Image region annotations
◆ ◆ ◆ ◆ ◆ ◆ ◆

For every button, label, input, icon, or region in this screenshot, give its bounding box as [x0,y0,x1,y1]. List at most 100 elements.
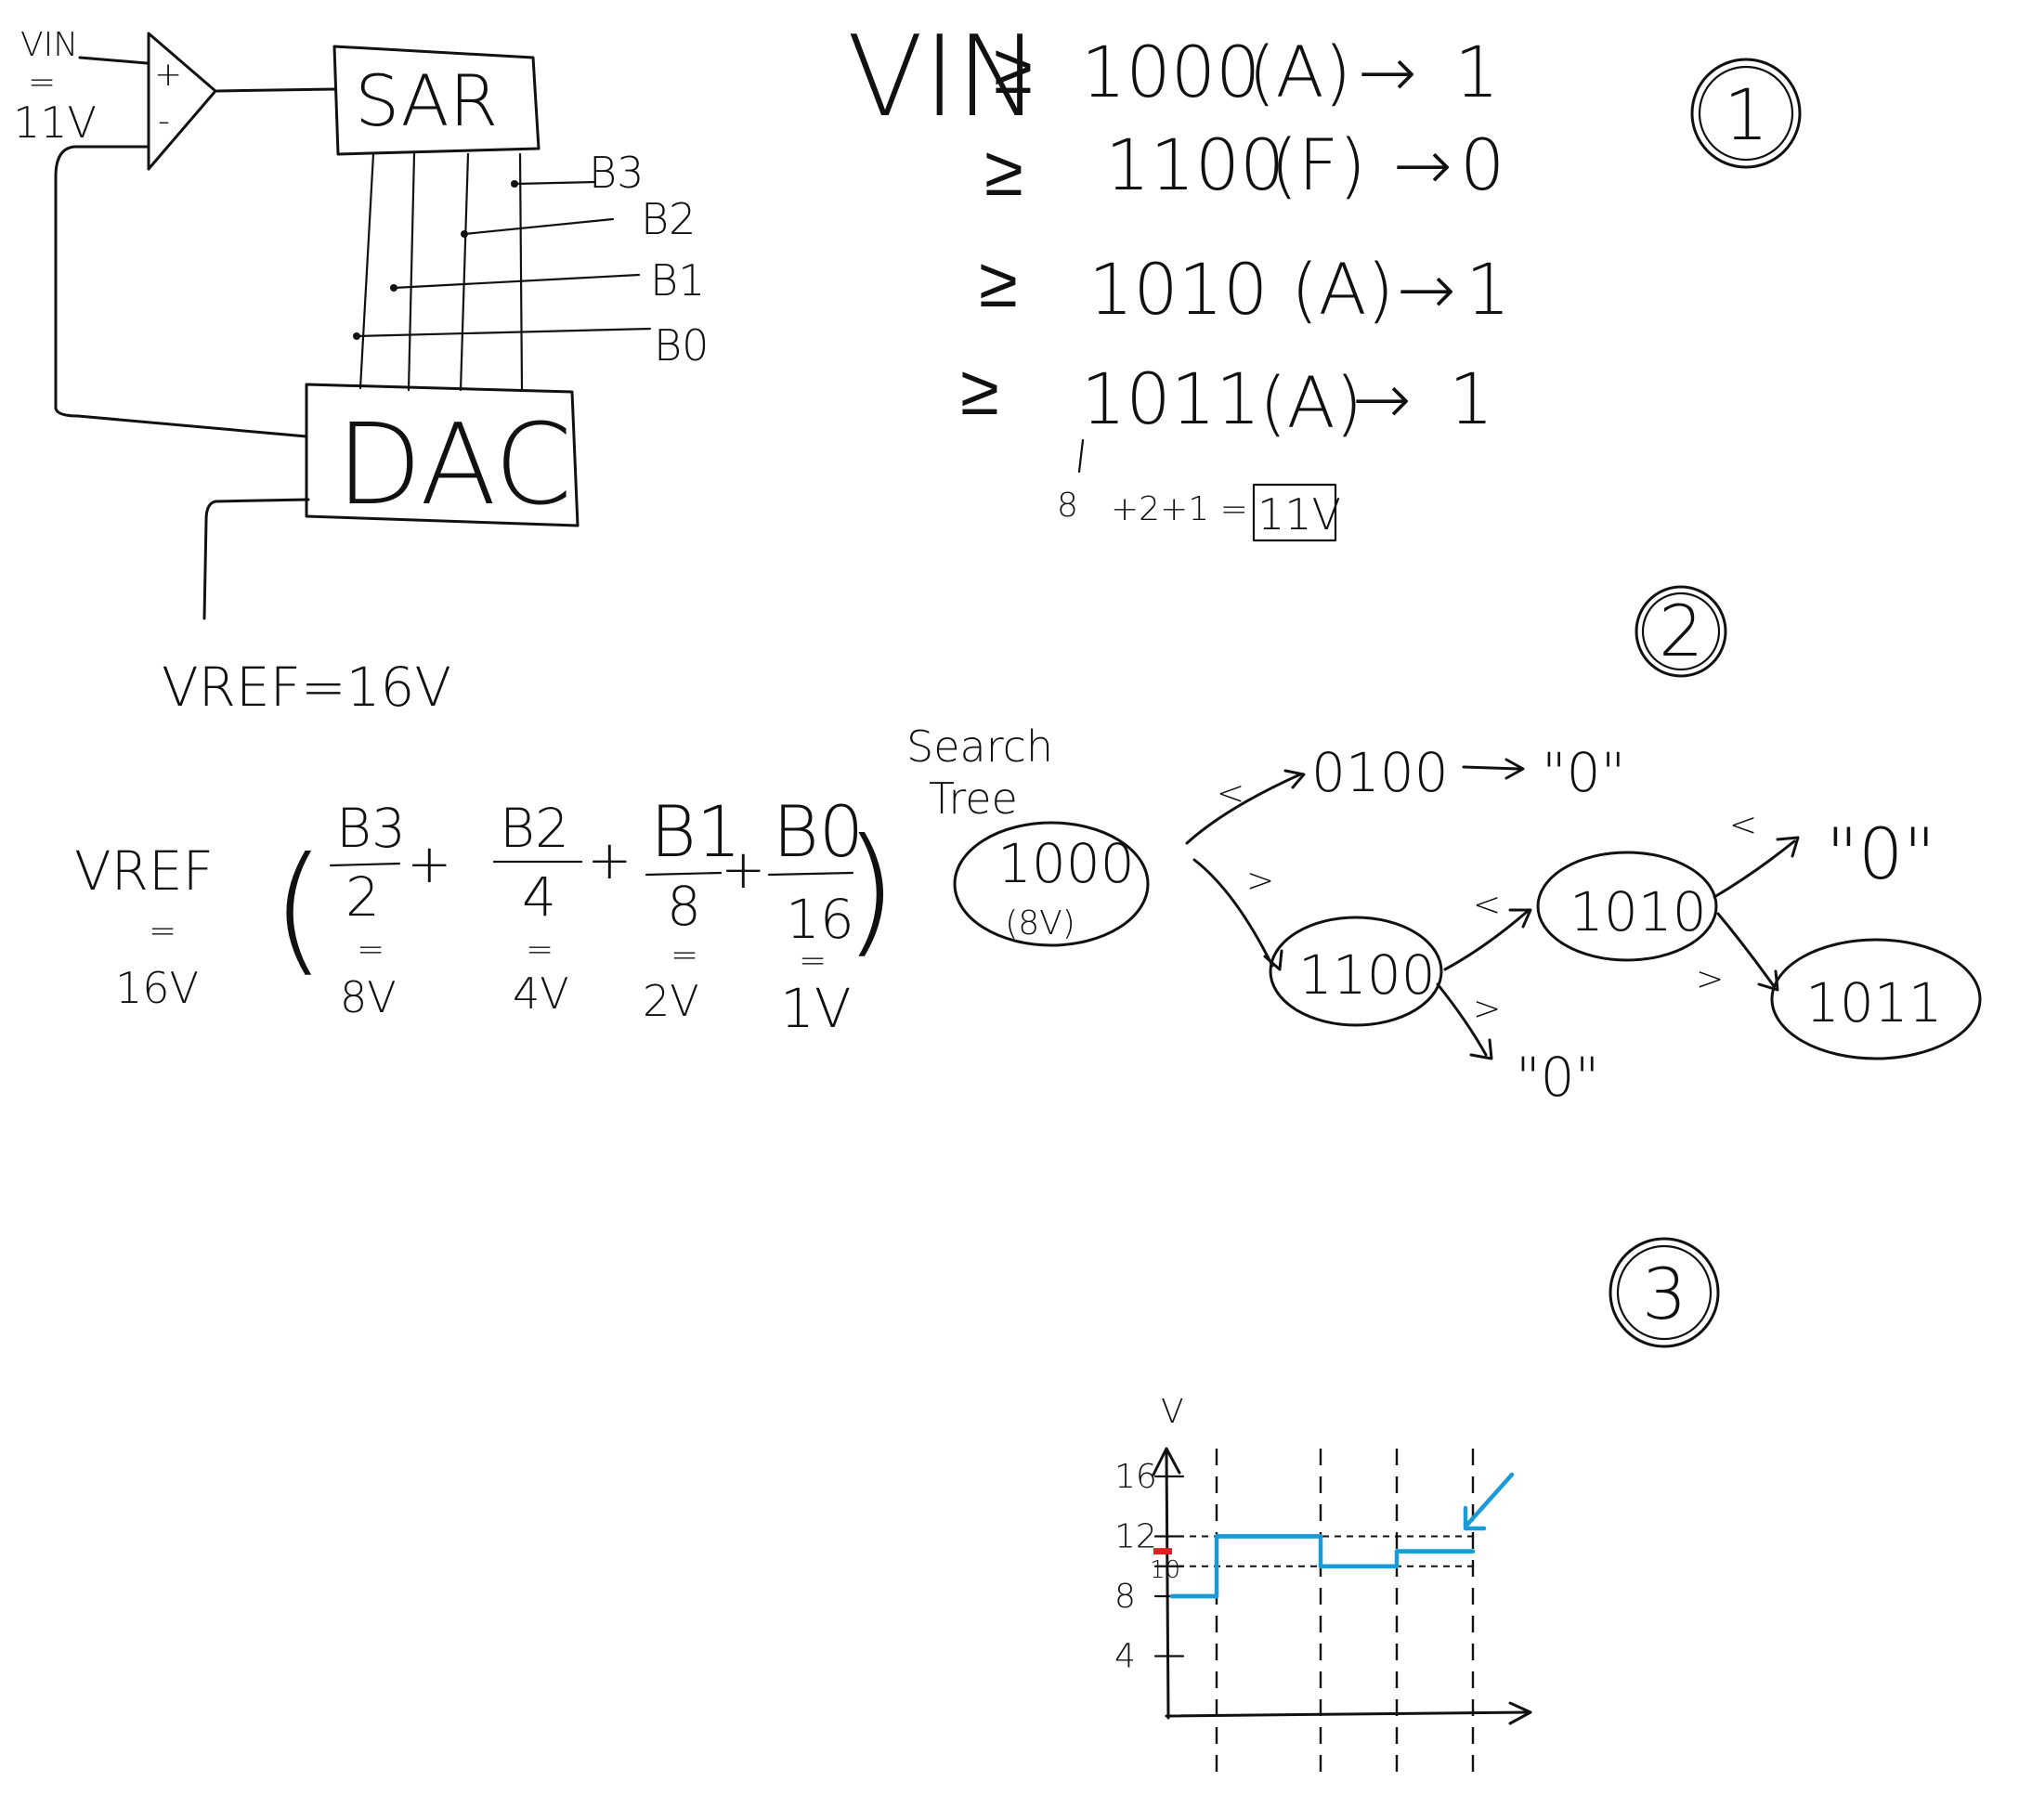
step-operator: ≥ [979,240,1018,323]
step-code: 1010 [1088,248,1268,331]
tree-result: "0" [1542,741,1625,804]
bit-label: B0 [654,320,709,370]
feedback-wire [54,145,308,438]
tree-title: Search [906,722,1053,772]
step-code: 1011 [1081,358,1260,440]
term-equals: = [671,936,698,974]
term-equals: = [799,942,827,980]
dac-formula: VREF = 16V ( B3 2 = 8V + B2 4 = 4V + B1 … [74,790,898,1040]
vin-wire [78,56,149,65]
sum-eight: 8 [1057,487,1078,525]
tree-result: "0" [1516,1046,1599,1109]
formula-plus: + [587,828,632,891]
term-value: 8V [340,972,397,1022]
step-bit: 1 [1454,31,1499,113]
tree-edge [1716,912,1776,988]
vin-symbol: VIN [847,13,1039,142]
step-arrow: → [1393,124,1452,206]
section-number: 3 [1609,1237,1720,1348]
tree-result: "0" [1826,812,1935,895]
comparator-minus: - [158,102,170,140]
tree-edge-label: < [1729,806,1757,844]
section-number: 2 [1635,585,1727,678]
term-equals: = [526,930,554,968]
step-mark: (A) [1259,361,1362,444]
vref-label: VREF=16V [162,656,451,719]
y-tick-label: 8 [1114,1578,1136,1616]
y-tick-label: 4 [1114,1638,1136,1676]
step-operator: ≥ [960,348,999,431]
sar-block [332,45,541,156]
circuit-diagram: VIN = 11V + - SAR B3 B2 B1 B0 DAC VREF=1… [13,26,709,719]
term-equals: = [357,930,384,968]
term-value: 1V [780,977,852,1040]
tree-node-label: 1100 [1298,943,1436,1007]
svg-text:2: 2 [1659,590,1703,672]
term-denominator: 16 [786,888,854,951]
y-tick-label: 12 [1114,1518,1157,1556]
tree-edge-label: > [1473,990,1501,1028]
term-numerator: B0 [773,790,864,873]
step-arrow: → [1352,358,1412,440]
tree-node-root [953,821,1150,947]
step-operator: ≥ [994,27,1033,110]
comparison-steps: VIN ≥ 1000 (A) → 1 ≥ 1100 (F) → 0 ≥ 1010… [847,13,1510,542]
tree-node-label: 1011 [1805,971,1943,1034]
sum-rest: +2+1 = [1111,490,1248,528]
vin-label: VIN [20,26,78,64]
tree-title: Tree [929,774,1018,824]
formula-vref-value: 16V [115,963,199,1013]
tree-edge-label: > [1246,862,1274,900]
tree-edge [1713,839,1796,899]
tree-edge-label: < [1473,886,1501,924]
svg-text:3: 3 [1642,1253,1687,1335]
tree-node-1011 [1770,938,1982,1060]
comparator-plus: + [154,56,182,94]
sar-label: SAR [355,59,498,142]
comparator [147,32,217,171]
step-operator: ≥ [984,129,1023,212]
section-number: 1 [1690,58,1802,169]
bit-label: B3 [589,148,644,198]
tree-node-label: 1010 [1570,880,1707,943]
step-mark: (F) [1270,124,1366,206]
result-box [1252,483,1337,542]
tree-node-label: 1000 [997,832,1135,895]
vin-equals: = [28,63,56,101]
term-denominator: 4 [522,865,556,929]
term-numerator: B1 [650,790,741,873]
result-value: 11V [1257,489,1341,540]
bit-label: B1 [650,255,705,306]
step-code: 1000 [1081,31,1260,113]
step-bit: 0 [1460,124,1504,206]
tree-edge-label: > [1696,960,1724,998]
step-arrow: → [1358,31,1417,113]
dac-output-series [1169,1534,1476,1599]
tree-node-label: 0100 [1311,741,1449,804]
dac-block [305,383,580,527]
formula-close-paren: ) [843,810,898,971]
formula-vref: VREF [74,839,214,903]
tree-node-1100 [1269,916,1443,1027]
y-tick-label: 16 [1114,1458,1157,1496]
step-mark: (A) [1291,248,1394,331]
svg-text:1: 1 [1724,73,1768,156]
tree-edge [1185,773,1302,845]
search-tree: Search Tree 1000 (8V) < 0100 "0" > 1100 … [906,722,1982,1109]
term-numerator: B3 [336,797,406,860]
term-denominator: 8 [667,875,701,938]
x-axis [1165,1710,1531,1718]
comparator-output-wire [215,87,336,93]
tree-node-note: (8V) [1005,904,1075,942]
step-arrow: → [1397,248,1456,331]
formula-vref-equals: = [149,912,176,950]
annotation-arrow [1463,1472,1515,1531]
formula-plus: + [721,838,766,901]
dac-label: DAC [336,401,572,530]
step-bit: 1 [1465,248,1510,331]
vref-wire [202,498,310,620]
tree-edge [1192,858,1274,968]
term-denominator: 2 [345,865,380,929]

◆ ◆ ◆ ◆ ◆ ◆ ◆

**Work instructions**
Return every line of the records above unchanged, leaving out the pictures.

**Exercise result**
For every button, label, input, icon, or region in this screenshot, give its bounding box as [x0,y0,x1,y1]. List at most 100 elements.
step-operator: ≥ [979,240,1018,323]
step-code: 1010 [1088,248,1268,331]
tree-result: "0" [1542,741,1625,804]
bit-label: B0 [654,320,709,370]
feedback-wire [54,145,308,438]
tree-title: Search [906,722,1053,772]
step-code: 1011 [1081,358,1260,440]
term-equals: = [671,936,698,974]
term-equals: = [799,942,827,980]
dac-formula: VREF = 16V ( B3 2 = 8V + B2 4 = 4V + B1 … [74,790,898,1040]
vin-wire [78,56,149,65]
sum-eight: 8 [1057,487,1078,525]
tree-result: "0" [1516,1046,1599,1109]
formula-plus: + [587,828,632,891]
term-value: 8V [340,972,397,1022]
step-bit: 1 [1454,31,1499,113]
tree-edge [1716,912,1776,988]
vin-symbol: VIN [847,13,1039,142]
step-arrow: → [1393,124,1452,206]
section-number: 3 [1609,1237,1720,1348]
tree-result: "0" [1826,812,1935,895]
comparator-minus: - [158,102,170,140]
tree-edge-label: < [1729,806,1757,844]
section-number: 2 [1635,585,1727,678]
term-equals: = [526,930,554,968]
step-mark: (A) [1259,361,1362,444]
vref-label: VREF=16V [162,656,451,719]
y-tick-label: 8 [1114,1578,1136,1616]
y-tick-label: 4 [1114,1638,1136,1676]
step-operator: ≥ [960,348,999,431]
sar-block [332,45,541,156]
circuit-diagram: VIN = 11V + - SAR B3 B2 B1 B0 DAC VREF=1… [13,26,709,719]
term-equals: = [357,930,384,968]
term-value: 1V [780,977,852,1040]
tree-node-label: 1100 [1298,943,1436,1007]
svg-text:2: 2 [1659,590,1703,672]
term-denominator: 16 [786,888,854,951]
y-tick-label: 12 [1114,1518,1157,1556]
tree-edge-label: > [1473,990,1501,1028]
term-numerator: B0 [773,790,864,873]
step-arrow: → [1352,358,1412,440]
tree-node-root [953,821,1150,947]
step-operator: ≥ [994,27,1033,110]
comparison-steps: VIN ≥ 1000 (A) → 1 ≥ 1100 (F) → 0 ≥ 1010… [847,13,1510,542]
tree-node-label: 1011 [1805,971,1943,1034]
sum-rest: +2+1 = [1111,490,1248,528]
vin-label: VIN [20,26,78,64]
tree-title: Tree [929,774,1018,824]
formula-vref-value: 16V [115,963,199,1013]
tree-edge-label: > [1246,862,1274,900]
tree-edge [1713,839,1796,899]
tree-edge-label: < [1473,886,1501,924]
svg-text:3: 3 [1642,1253,1687,1335]
tree-node-1011 [1770,938,1982,1060]
comparator-plus: + [154,56,182,94]
sar-label: SAR [355,59,498,142]
comparator [147,32,217,171]
step-operator: ≥ [984,129,1023,212]
section-number: 1 [1690,58,1802,169]
bit-label: B3 [589,148,644,198]
tree-node-label: 1010 [1570,880,1707,943]
step-mark: (F) [1270,124,1366,206]
result-box [1252,483,1337,542]
tree-node-label: 1000 [997,832,1135,895]
vin-equals: = [28,63,56,101]
term-denominator: 4 [522,865,556,929]
term-numerator: B1 [650,790,741,873]
result-value: 11V [1257,489,1341,540]
bit-label: B1 [650,255,705,306]
step-code: 1000 [1081,31,1260,113]
step-bit: 0 [1460,124,1504,206]
tree-edge-label: > [1696,960,1724,998]
step-arrow: → [1358,31,1417,113]
dac-output-series [1169,1534,1476,1599]
tree-node-label: 0100 [1311,741,1449,804]
dac-block [305,383,580,527]
formula-close-paren: ) [843,810,898,971]
formula-vref: VREF [74,839,214,903]
tree-node-1100 [1269,916,1443,1027]
y-tick-label: 16 [1114,1458,1157,1496]
step-mark: (A) [1291,248,1394,331]
svg-text:1: 1 [1724,73,1768,156]
tree-edge [1185,773,1302,845]
search-tree: Search Tree 1000 (8V) < 0100 "0" > 1100 … [906,722,1982,1109]
term-numerator: B3 [336,797,406,860]
term-denominator: 8 [667,875,701,938]
x-axis [1165,1710,1531,1718]
comparator-output-wire [215,87,336,93]
tree-node-note: (8V) [1005,904,1075,942]
step-arrow: → [1397,248,1456,331]
formula-vref-equals: = [149,912,176,950]
annotation-arrow [1463,1472,1515,1531]
formula-plus: + [721,838,766,901]
dac-label: DAC [336,401,572,530]
step-bit: 1 [1465,248,1510,331]
vref-wire [202,498,310,620]
tree-edge [1192,858,1274,968]
term-denominator: 2 [345,865,380,929]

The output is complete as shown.